Return a copy of every line in the records that includes the word "JSON".

--- PROVIDED MATERIAL ---

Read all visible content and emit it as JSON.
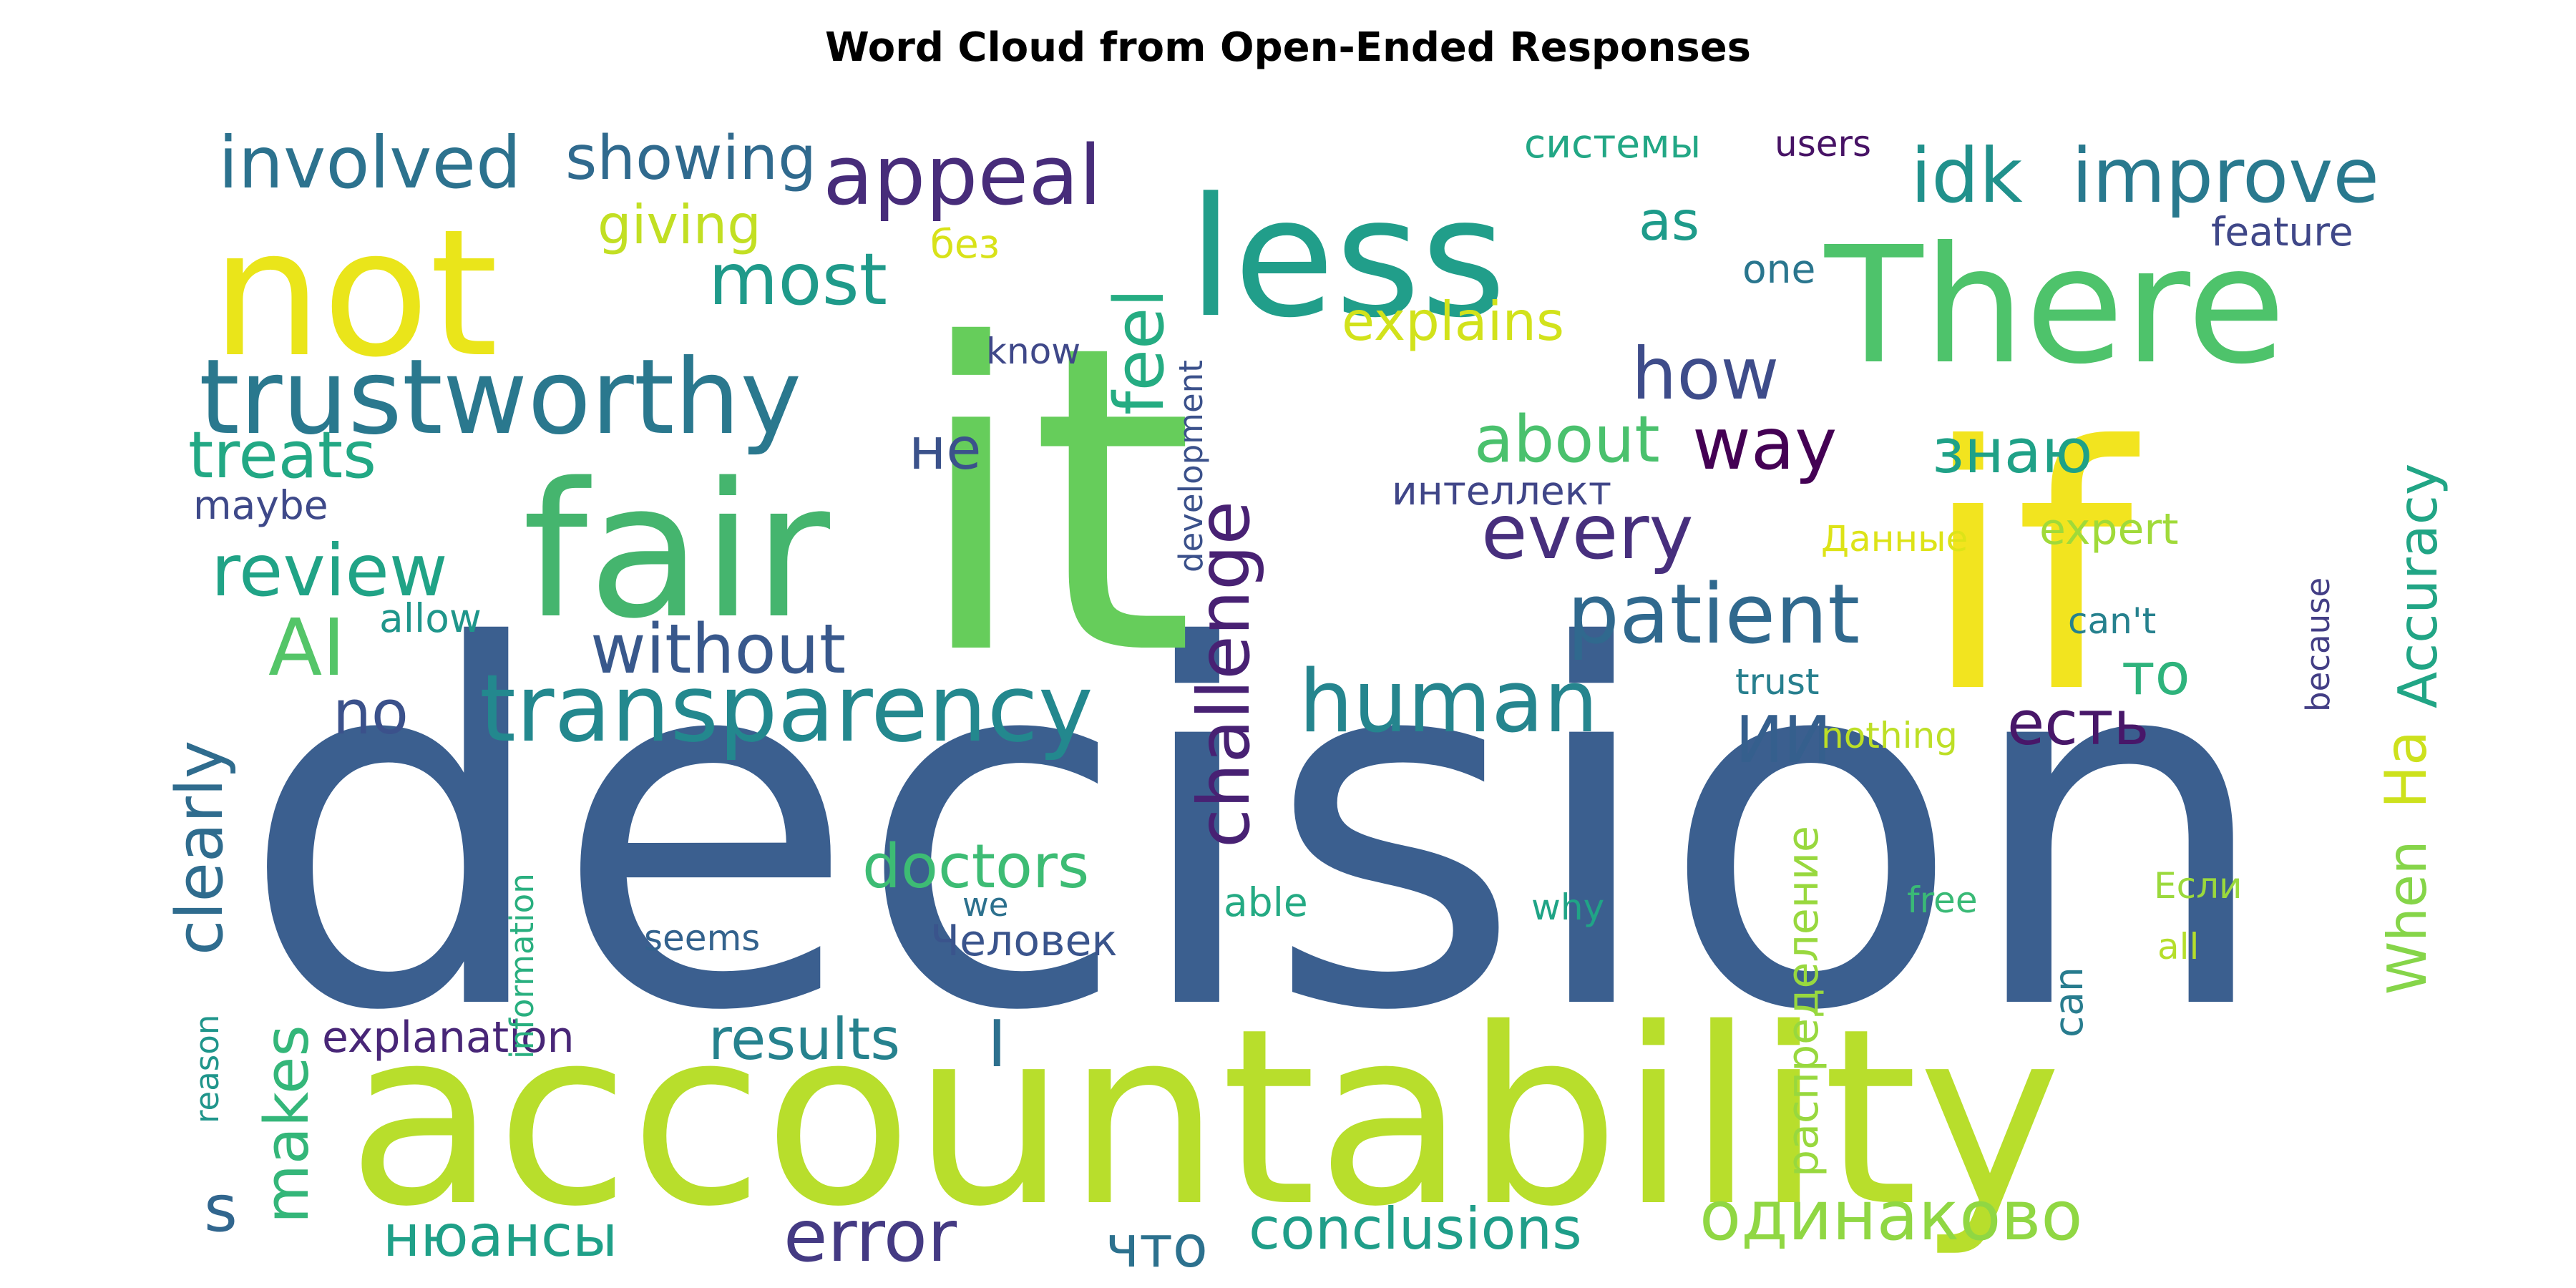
{
  "chart_data": {
    "type": "wordcloud",
    "title": "Word Cloud from Open-Ended Responses",
    "colormap": "viridis",
    "words": [
      {
        "text": "decision",
        "weight": 100,
        "color": "#3b5f8f"
      },
      {
        "text": "it",
        "weight": 68,
        "color": "#66cd5b"
      },
      {
        "text": "accountability",
        "weight": 47,
        "color": "#b8de2c"
      },
      {
        "text": "if",
        "weight": 45,
        "color": "#f2e41f"
      },
      {
        "text": "fair",
        "weight": 33,
        "color": "#45b56e"
      },
      {
        "text": "less",
        "weight": 32,
        "color": "#219e8a"
      },
      {
        "text": "There",
        "weight": 31,
        "color": "#4ec36b"
      },
      {
        "text": "not",
        "weight": 29,
        "color": "#eae51a"
      },
      {
        "text": "trustworthy",
        "weight": 19,
        "color": "#2a788e"
      },
      {
        "text": "transparency",
        "weight": 19,
        "color": "#23888e"
      },
      {
        "text": "human",
        "weight": 16,
        "color": "#25858e"
      },
      {
        "text": "patient",
        "weight": 15,
        "color": "#30698e"
      },
      {
        "text": "appeal",
        "weight": 15,
        "color": "#472c7a"
      },
      {
        "text": "improve",
        "weight": 15,
        "color": "#29798e"
      },
      {
        "text": "involved",
        "weight": 14,
        "color": "#2c728e"
      },
      {
        "text": "error",
        "weight": 14,
        "color": "#443a83"
      },
      {
        "text": "challenge",
        "weight": 14,
        "color": "#482173"
      },
      {
        "text": "одинаково",
        "weight": 14,
        "color": "#90d743"
      },
      {
        "text": "AI",
        "weight": 14,
        "color": "#54c568"
      },
      {
        "text": "idk",
        "weight": 14,
        "color": "#21918c"
      },
      {
        "text": "every",
        "weight": 14,
        "color": "#472f7d"
      },
      {
        "text": "way",
        "weight": 14,
        "color": "#440154"
      },
      {
        "text": "how",
        "weight": 14,
        "color": "#3e4c8a"
      },
      {
        "text": "without",
        "weight": 13,
        "color": "#38588c"
      },
      {
        "text": "review",
        "weight": 13,
        "color": "#20a386"
      },
      {
        "text": "most",
        "weight": 13,
        "color": "#1f9a8a"
      },
      {
        "text": "showing",
        "weight": 12,
        "color": "#306a8e"
      },
      {
        "text": "treats",
        "weight": 12,
        "color": "#22a884"
      },
      {
        "text": "clearly",
        "weight": 12,
        "color": "#2f6c8e"
      },
      {
        "text": "feel",
        "weight": 12,
        "color": "#25ac82"
      },
      {
        "text": "doctors",
        "weight": 12,
        "color": "#3dbc74"
      },
      {
        "text": "знаю",
        "weight": 12,
        "color": "#1fa187"
      },
      {
        "text": "about",
        "weight": 12,
        "color": "#4ac16d"
      },
      {
        "text": "conclusions",
        "weight": 12,
        "color": "#1f9e89"
      },
      {
        "text": "есть",
        "weight": 12,
        "color": "#481769"
      },
      {
        "text": "ИИ",
        "weight": 12,
        "color": "#355f8d"
      },
      {
        "text": "results",
        "weight": 11,
        "color": "#26828e"
      },
      {
        "text": "нюансы",
        "weight": 11,
        "color": "#1fa088"
      },
      {
        "text": "что",
        "weight": 11,
        "color": "#2c718e"
      },
      {
        "text": "На",
        "weight": 11,
        "color": "#cde11d"
      },
      {
        "text": "Accuracy",
        "weight": 11,
        "color": "#21a585"
      },
      {
        "text": "When",
        "weight": 11,
        "color": "#86d549"
      },
      {
        "text": "то",
        "weight": 11,
        "color": "#2eb37c"
      },
      {
        "text": "makes",
        "weight": 11,
        "color": "#34b679"
      },
      {
        "text": "no",
        "weight": 11,
        "color": "#3b518b"
      },
      {
        "text": "I",
        "weight": 11,
        "color": "#2d708e"
      },
      {
        "text": "s",
        "weight": 11,
        "color": "#31668e"
      },
      {
        "text": "не",
        "weight": 11,
        "color": "#3b528b"
      },
      {
        "text": "explains",
        "weight": 10,
        "color": "#d2e21b"
      },
      {
        "text": "giving",
        "weight": 10,
        "color": "#c2df23"
      },
      {
        "text": "explanation",
        "weight": 9,
        "color": "#482677"
      },
      {
        "text": "Человек",
        "weight": 9,
        "color": "#3a548c"
      },
      {
        "text": "as",
        "weight": 9,
        "color": "#1e9b8a"
      },
      {
        "text": "expert",
        "weight": 9,
        "color": "#a0da39"
      },
      {
        "text": "распределение",
        "weight": 9,
        "color": "#98d83e"
      },
      {
        "text": "интеллект",
        "weight": 8,
        "color": "#404688"
      },
      {
        "text": "системы",
        "weight": 8,
        "color": "#22a785"
      },
      {
        "text": "able",
        "weight": 8,
        "color": "#24aa83"
      },
      {
        "text": "feature",
        "weight": 8,
        "color": "#3f4788"
      },
      {
        "text": "maybe",
        "weight": 8,
        "color": "#3e4989"
      },
      {
        "text": "allow",
        "weight": 8,
        "color": "#1f968b"
      },
      {
        "text": "без",
        "weight": 8,
        "color": "#d8e219"
      },
      {
        "text": "one",
        "weight": 8,
        "color": "#2a768e"
      },
      {
        "text": "can",
        "weight": 8,
        "color": "#287c8e"
      },
      {
        "text": "seems",
        "weight": 7,
        "color": "#33628d"
      },
      {
        "text": "trust",
        "weight": 7,
        "color": "#277f8e"
      },
      {
        "text": "nothing",
        "weight": 7,
        "color": "#bddf26"
      },
      {
        "text": "can't",
        "weight": 7,
        "color": "#26818e"
      },
      {
        "text": "we",
        "weight": 7,
        "color": "#2d718e"
      },
      {
        "text": "know",
        "weight": 7,
        "color": "#3f4889"
      },
      {
        "text": "users",
        "weight": 7,
        "color": "#471365"
      },
      {
        "text": "development",
        "weight": 7,
        "color": "#3b518b"
      },
      {
        "text": "information",
        "weight": 7,
        "color": "#29af7f"
      },
      {
        "text": "reason",
        "weight": 7,
        "color": "#1f958b"
      },
      {
        "text": "Данные",
        "weight": 7,
        "color": "#dde318"
      },
      {
        "text": "free",
        "weight": 7,
        "color": "#3aba76"
      },
      {
        "text": "why",
        "weight": 7,
        "color": "#20a486"
      },
      {
        "text": "because",
        "weight": 7,
        "color": "#433e85"
      },
      {
        "text": "all",
        "weight": 7,
        "color": "#b5de2b"
      },
      {
        "text": "Если",
        "weight": 7,
        "color": "#9bd93c"
      }
    ]
  }
}
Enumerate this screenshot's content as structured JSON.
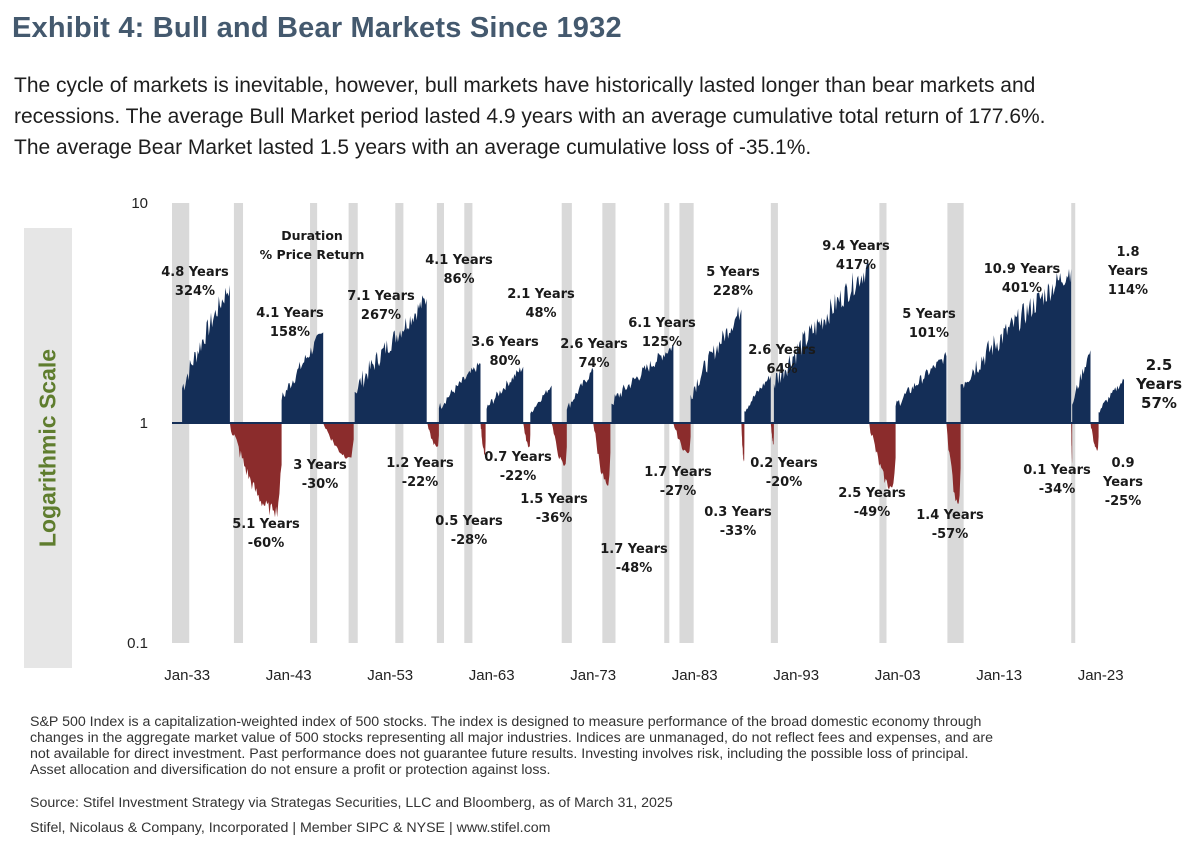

---

• EXERCISE RESULT:
Read all visible content and emit it as JSON.
Enumerate this screenshot's content as structured JSON.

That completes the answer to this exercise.